>> begin

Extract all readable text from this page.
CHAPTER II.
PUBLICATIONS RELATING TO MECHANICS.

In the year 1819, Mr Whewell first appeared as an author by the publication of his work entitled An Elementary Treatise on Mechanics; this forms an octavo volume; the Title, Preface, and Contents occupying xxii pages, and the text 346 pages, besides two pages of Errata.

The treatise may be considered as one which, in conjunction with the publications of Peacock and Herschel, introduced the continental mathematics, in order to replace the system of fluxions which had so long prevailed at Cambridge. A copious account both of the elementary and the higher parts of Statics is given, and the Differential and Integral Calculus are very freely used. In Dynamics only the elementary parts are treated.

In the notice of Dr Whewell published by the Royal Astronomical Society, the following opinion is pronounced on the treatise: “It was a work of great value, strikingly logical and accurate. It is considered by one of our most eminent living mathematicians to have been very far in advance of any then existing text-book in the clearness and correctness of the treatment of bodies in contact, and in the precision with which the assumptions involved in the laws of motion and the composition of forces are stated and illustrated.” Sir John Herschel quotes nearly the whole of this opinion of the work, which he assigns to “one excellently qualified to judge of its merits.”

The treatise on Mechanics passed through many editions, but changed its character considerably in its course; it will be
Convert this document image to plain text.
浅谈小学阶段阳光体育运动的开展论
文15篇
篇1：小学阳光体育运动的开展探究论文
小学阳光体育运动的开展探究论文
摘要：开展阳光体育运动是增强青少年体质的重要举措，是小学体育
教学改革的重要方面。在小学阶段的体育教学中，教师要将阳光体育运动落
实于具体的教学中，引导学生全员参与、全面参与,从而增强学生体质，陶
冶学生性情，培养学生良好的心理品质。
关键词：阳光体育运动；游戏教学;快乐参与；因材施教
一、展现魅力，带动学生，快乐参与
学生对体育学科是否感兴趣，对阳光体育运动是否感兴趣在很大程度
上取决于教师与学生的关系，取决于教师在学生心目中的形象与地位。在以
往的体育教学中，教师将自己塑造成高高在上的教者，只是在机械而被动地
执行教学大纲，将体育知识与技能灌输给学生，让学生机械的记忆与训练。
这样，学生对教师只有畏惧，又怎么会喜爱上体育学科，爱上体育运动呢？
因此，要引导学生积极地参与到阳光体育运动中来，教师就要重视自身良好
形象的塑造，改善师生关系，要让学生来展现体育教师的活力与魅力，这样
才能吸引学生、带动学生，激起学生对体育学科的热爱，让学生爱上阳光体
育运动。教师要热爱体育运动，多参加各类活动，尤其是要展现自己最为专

>> end

Set down all of the records shown above once more, exactly.

Extract all readable text from this page.
CHAPTER II.
PUBLICATIONS RELATING TO MECHANICS.

In the year 1819, Mr Whewell first appeared as an author by the publication of his work entitled An Elementary Treatise on Mechanics; this forms an octavo volume; the Title, Preface, and Contents occupying xxii pages, and the text 346 pages, besides two pages of Errata.

The treatise may be considered as one which, in conjunction with the publications of Peacock and Herschel, introduced the continental mathematics, in order to replace the system of fluxions which had so long prevailed at Cambridge. A copious account both of the elementary and the higher parts of Statics is given, and the Differential and Integral Calculus are very freely used. In Dynamics only the elementary parts are treated.

In the notice of Dr Whewell published by the Royal Astronomical Society, the following opinion is pronounced on the treatise: “It was a work of great value, strikingly logical and accurate. It is considered by one of our most eminent living mathematicians to have been very far in advance of any then existing text-book in the clearness and correctness of the treatment of bodies in contact, and in the precision with which the assumptions involved in the laws of motion and the composition of forces are stated and illustrated.” Sir John Herschel quotes nearly the whole of this opinion of the work, which he assigns to “one excellently qualified to judge of its merits.”

The treatise on Mechanics passed through many editions, but changed its character considerably in its course; it will be
Convert this document image to plain text.
浅谈小学阶段阳光体育运动的开展论
文15篇
篇1：小学阳光体育运动的开展探究论文
小学阳光体育运动的开展探究论文
摘要：开展阳光体育运动是增强青少年体质的重要举措，是小学体育
教学改革的重要方面。在小学阶段的体育教学中，教师要将阳光体育运动落
实于具体的教学中，引导学生全员参与、全面参与,从而增强学生体质，陶
冶学生性情，培养学生良好的心理品质。
关键词：阳光体育运动；游戏教学;快乐参与；因材施教
一、展现魅力，带动学生，快乐参与
学生对体育学科是否感兴趣，对阳光体育运动是否感兴趣在很大程度
上取决于教师与学生的关系，取决于教师在学生心目中的形象与地位。在以
往的体育教学中，教师将自己塑造成高高在上的教者，只是在机械而被动地
执行教学大纲，将体育知识与技能灌输给学生，让学生机械的记忆与训练。
这样，学生对教师只有畏惧，又怎么会喜爱上体育学科，爱上体育运动呢？
因此，要引导学生积极地参与到阳光体育运动中来，教师就要重视自身良好
形象的塑造，改善师生关系，要让学生来展现体育教师的活力与魅力，这样
才能吸引学生、带动学生，激起学生对体育学科的热爱，让学生爱上阳光体
育运动。教师要热爱体育运动，多参加各类活动，尤其是要展现自己最为专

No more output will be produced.